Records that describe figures
▬▬▬▬▬▬▬▬▬▬

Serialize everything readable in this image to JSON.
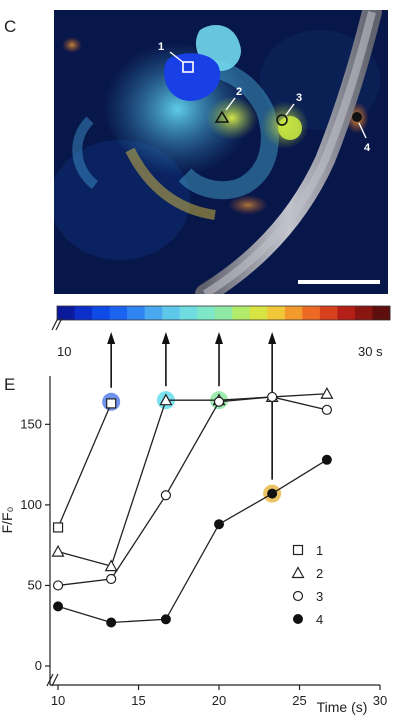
{
  "panel_c": {
    "label": "C",
    "roi_labels": [
      "1",
      "2",
      "3",
      "4"
    ],
    "colorbar": {
      "min_label": "10",
      "max_label": "30 s",
      "colors": [
        "#0a1a9a",
        "#0b2fc8",
        "#0d4ae8",
        "#1b63f0",
        "#2f86f2",
        "#4aa8f0",
        "#5ec8ea",
        "#6fdce0",
        "#7fe6c8",
        "#8ee8a6",
        "#b2ea6a",
        "#d8e442",
        "#f0c838",
        "#f29a2c",
        "#ec6a24",
        "#d8401e",
        "#b42018",
        "#8a1612",
        "#5e0e0c"
      ]
    }
  },
  "panel_e": {
    "label": "E"
  },
  "chart_data": {
    "type": "line",
    "xlabel": "Time (s)",
    "ylabel": "F/F₀",
    "xlim": [
      9.5,
      30
    ],
    "ylim": [
      0,
      180
    ],
    "xticks": [
      "10",
      "15",
      "20",
      "25",
      "30"
    ],
    "yticks": [
      "0",
      "50",
      "100",
      "150"
    ],
    "legend_position": "right",
    "series": [
      {
        "name": "1",
        "marker": "square",
        "x": [
          10,
          13.3
        ],
        "y": [
          86,
          163
        ]
      },
      {
        "name": "2",
        "marker": "triangle",
        "x": [
          10,
          13.3,
          16.7,
          20,
          23.3,
          26.7
        ],
        "y": [
          71,
          62,
          165,
          165,
          167,
          169
        ]
      },
      {
        "name": "3",
        "marker": "circle-open",
        "x": [
          10,
          13.3,
          16.7,
          20,
          23.3,
          26.7
        ],
        "y": [
          50,
          54,
          106,
          164,
          167,
          159
        ]
      },
      {
        "name": "4",
        "marker": "circle-filled",
        "x": [
          10,
          13.3,
          16.7,
          20,
          23.3,
          26.7
        ],
        "y": [
          37,
          27,
          29,
          88,
          107,
          128
        ]
      }
    ],
    "highlights": [
      {
        "x": 13.3,
        "y": 164,
        "color": "#3d6ee8"
      },
      {
        "x": 16.7,
        "y": 165,
        "color": "#4fd8ea"
      },
      {
        "x": 20,
        "y": 165,
        "color": "#7fe69a"
      },
      {
        "x": 23.3,
        "y": 107,
        "color": "#e6b030"
      }
    ]
  }
}
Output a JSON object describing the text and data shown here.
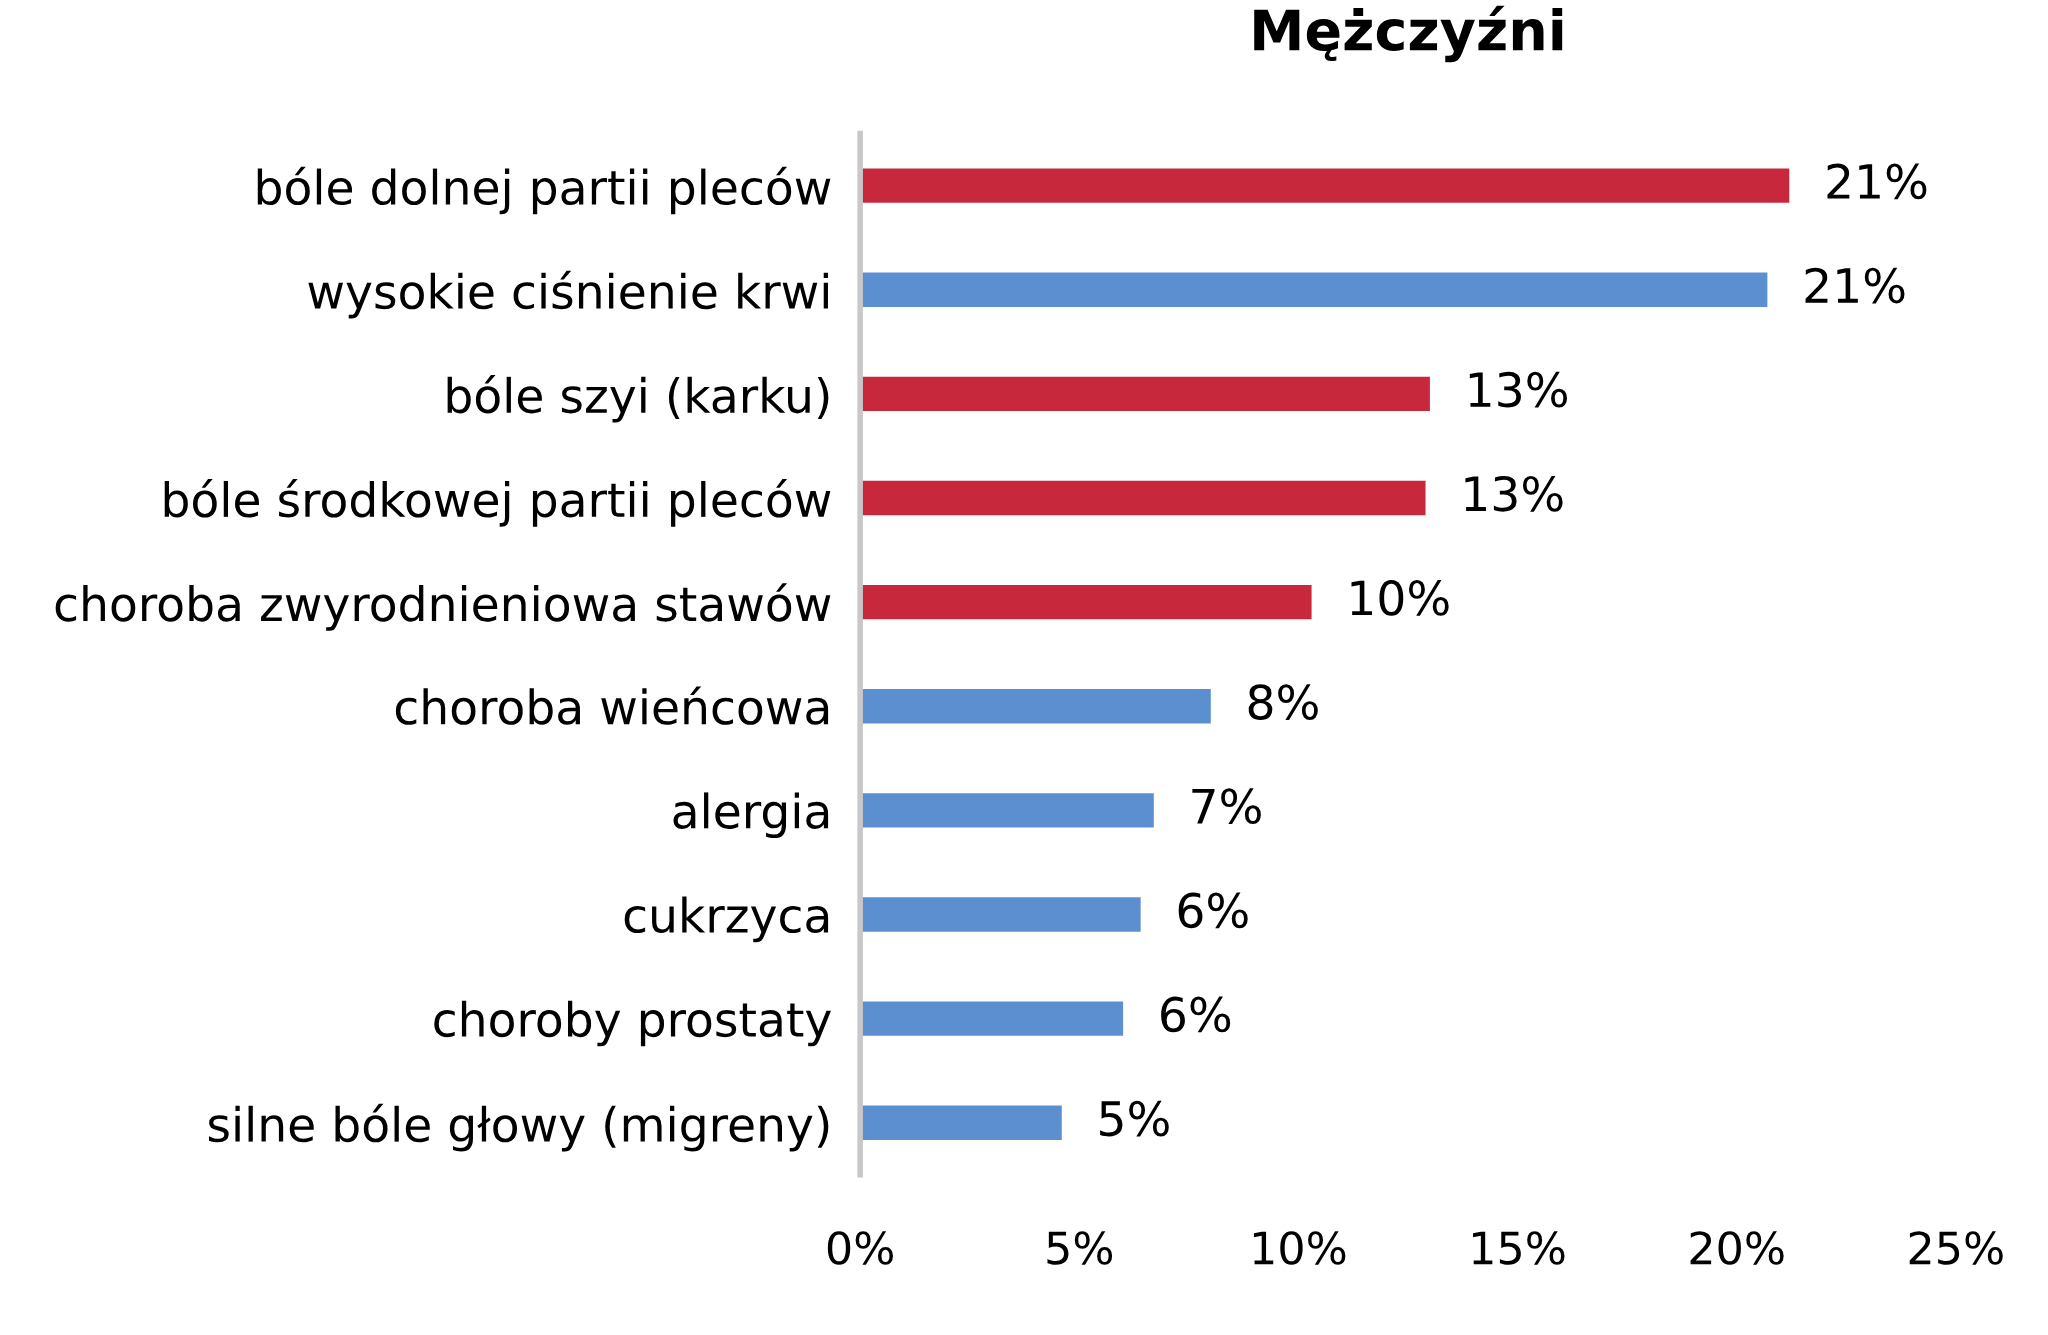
{
  "chart_data": {
    "type": "bar",
    "orientation": "horizontal",
    "title": "Mężczyźni",
    "categories": [
      "bóle dolnej partii pleców",
      "wysokie ciśnienie krwi",
      "bóle szyi (karku)",
      "bóle środkowej partii pleców",
      "choroba zwyrodnieniowa stawów",
      "choroba wieńcowa",
      "alergia",
      "cukrzyca",
      "choroby prostaty",
      "silne bóle głowy (migreny)"
    ],
    "values": [
      21.2,
      20.7,
      13.0,
      12.9,
      10.3,
      8.0,
      6.7,
      6.4,
      6.0,
      4.6
    ],
    "value_labels": [
      "21%",
      "21%",
      "13%",
      "13%",
      "10%",
      "8%",
      "7%",
      "6%",
      "6%",
      "5%"
    ],
    "colors": [
      "#c8283c",
      "#5b8fd0",
      "#c8283c",
      "#c8283c",
      "#c8283c",
      "#5b8fd0",
      "#5b8fd0",
      "#5b8fd0",
      "#5b8fd0",
      "#5b8fd0"
    ],
    "xlim": [
      0,
      25
    ],
    "xticks": [
      {
        "value": 0,
        "label": "0%"
      },
      {
        "value": 5,
        "label": "5%"
      },
      {
        "value": 10,
        "label": "10%"
      },
      {
        "value": 15,
        "label": "15%"
      },
      {
        "value": 20,
        "label": "20%"
      },
      {
        "value": 25,
        "label": "25%"
      }
    ],
    "grid": false,
    "legend": false
  }
}
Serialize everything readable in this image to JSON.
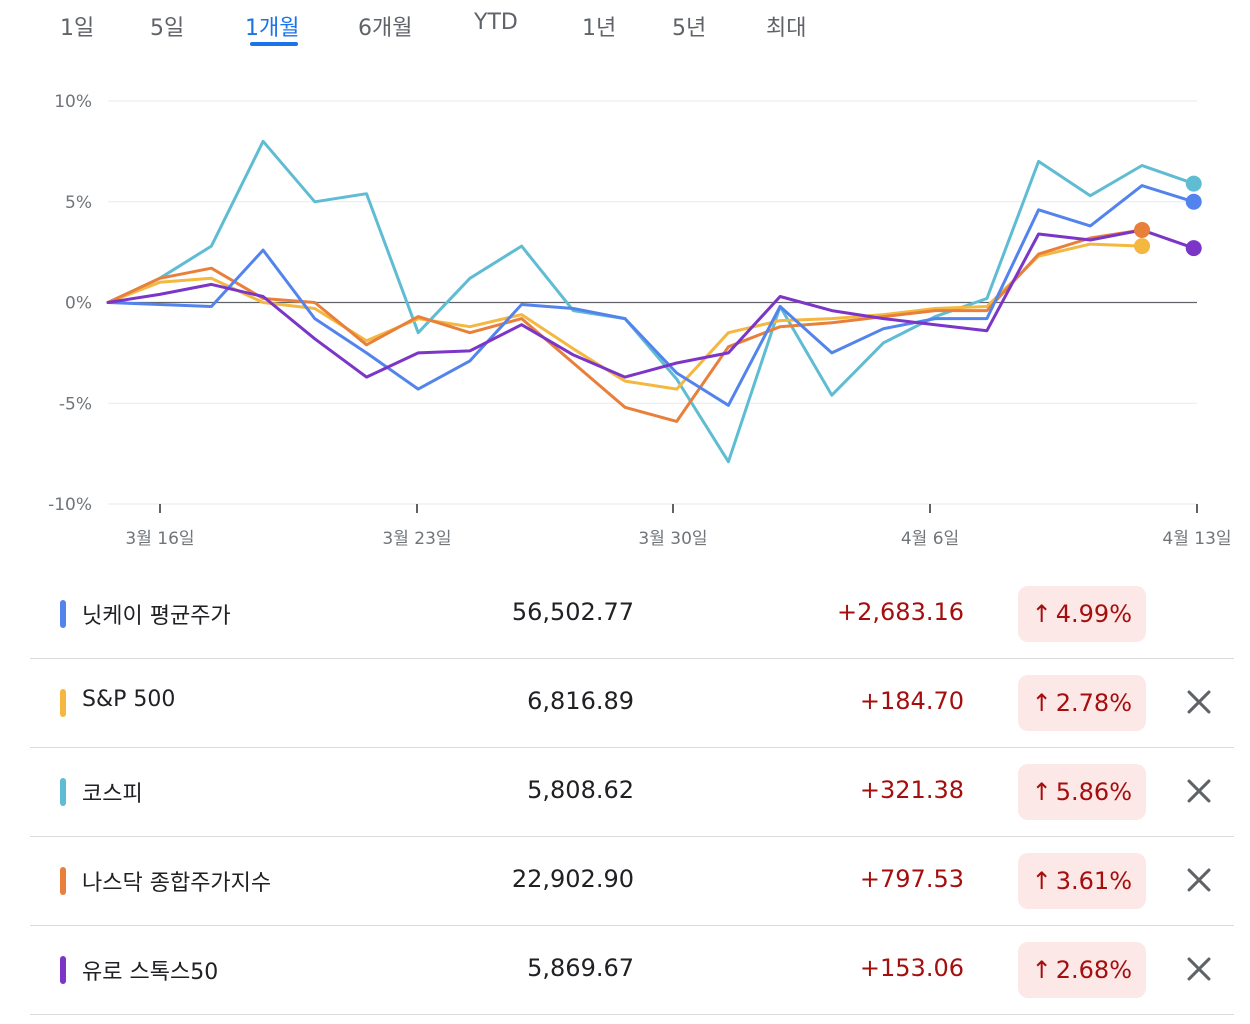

▬▬▬▬▬▬▬▬▬▬

All records above are to be printed exactly, minus the pictures they contain.

PROBLEM SOLUTION
Serialize everything readable in this image to JSON.
{
  "panel_c": {
    "label": "C",
    "roi_labels": [
      "1",
      "2",
      "3",
      "4"
    ],
    "colorbar": {
      "min_label": "10",
      "max_label": "30 s",
      "colors": [
        "#0a1a9a",
        "#0b2fc8",
        "#0d4ae8",
        "#1b63f0",
        "#2f86f2",
        "#4aa8f0",
        "#5ec8ea",
        "#6fdce0",
        "#7fe6c8",
        "#8ee8a6",
        "#b2ea6a",
        "#d8e442",
        "#f0c838",
        "#f29a2c",
        "#ec6a24",
        "#d8401e",
        "#b42018",
        "#8a1612",
        "#5e0e0c"
      ]
    }
  },
  "panel_e": {
    "label": "E"
  },
  "chart_data": {
    "type": "line",
    "xlabel": "Time (s)",
    "ylabel": "F/F₀",
    "xlim": [
      9.5,
      30
    ],
    "ylim": [
      0,
      180
    ],
    "xticks": [
      "10",
      "15",
      "20",
      "25",
      "30"
    ],
    "yticks": [
      "0",
      "50",
      "100",
      "150"
    ],
    "legend_position": "right",
    "series": [
      {
        "name": "1",
        "marker": "square",
        "x": [
          10,
          13.3
        ],
        "y": [
          86,
          163
        ]
      },
      {
        "name": "2",
        "marker": "triangle",
        "x": [
          10,
          13.3,
          16.7,
          20,
          23.3,
          26.7
        ],
        "y": [
          71,
          62,
          165,
          165,
          167,
          169
        ]
      },
      {
        "name": "3",
        "marker": "circle-open",
        "x": [
          10,
          13.3,
          16.7,
          20,
          23.3,
          26.7
        ],
        "y": [
          50,
          54,
          106,
          164,
          167,
          159
        ]
      },
      {
        "name": "4",
        "marker": "circle-filled",
        "x": [
          10,
          13.3,
          16.7,
          20,
          23.3,
          26.7
        ],
        "y": [
          37,
          27,
          29,
          88,
          107,
          128
        ]
      }
    ],
    "highlights": [
      {
        "x": 13.3,
        "y": 164,
        "color": "#3d6ee8"
      },
      {
        "x": 16.7,
        "y": 165,
        "color": "#4fd8ea"
      },
      {
        "x": 20,
        "y": 165,
        "color": "#7fe69a"
      },
      {
        "x": 23.3,
        "y": 107,
        "color": "#e6b030"
      }
    ]
  }
}
Output a JSON object describing the text and data shown here.
{
  "chart_data": {
    "type": "bar",
    "orientation": "horizontal",
    "title": "Mężczyźni",
    "categories": [
      "bóle dolnej partii pleców",
      "wysokie ciśnienie krwi",
      "bóle szyi (karku)",
      "bóle środkowej partii pleców",
      "choroba zwyrodnieniowa stawów",
      "choroba wieńcowa",
      "alergia",
      "cukrzyca",
      "choroby prostaty",
      "silne bóle głowy (migreny)"
    ],
    "values": [
      21.2,
      20.7,
      13.0,
      12.9,
      10.3,
      8.0,
      6.7,
      6.4,
      6.0,
      4.6
    ],
    "value_labels": [
      "21%",
      "21%",
      "13%",
      "13%",
      "10%",
      "8%",
      "7%",
      "6%",
      "6%",
      "5%"
    ],
    "colors": [
      "#c8283c",
      "#5b8fd0",
      "#c8283c",
      "#c8283c",
      "#c8283c",
      "#5b8fd0",
      "#5b8fd0",
      "#5b8fd0",
      "#5b8fd0",
      "#5b8fd0"
    ],
    "xlim": [
      0,
      25
    ],
    "xticks": [
      {
        "value": 0,
        "label": "0%"
      },
      {
        "value": 5,
        "label": "5%"
      },
      {
        "value": 10,
        "label": "10%"
      },
      {
        "value": 15,
        "label": "15%"
      },
      {
        "value": 20,
        "label": "20%"
      },
      {
        "value": 25,
        "label": "25%"
      }
    ],
    "grid": false,
    "legend": false
  }
}
Serialize everything readable in this image to JSON.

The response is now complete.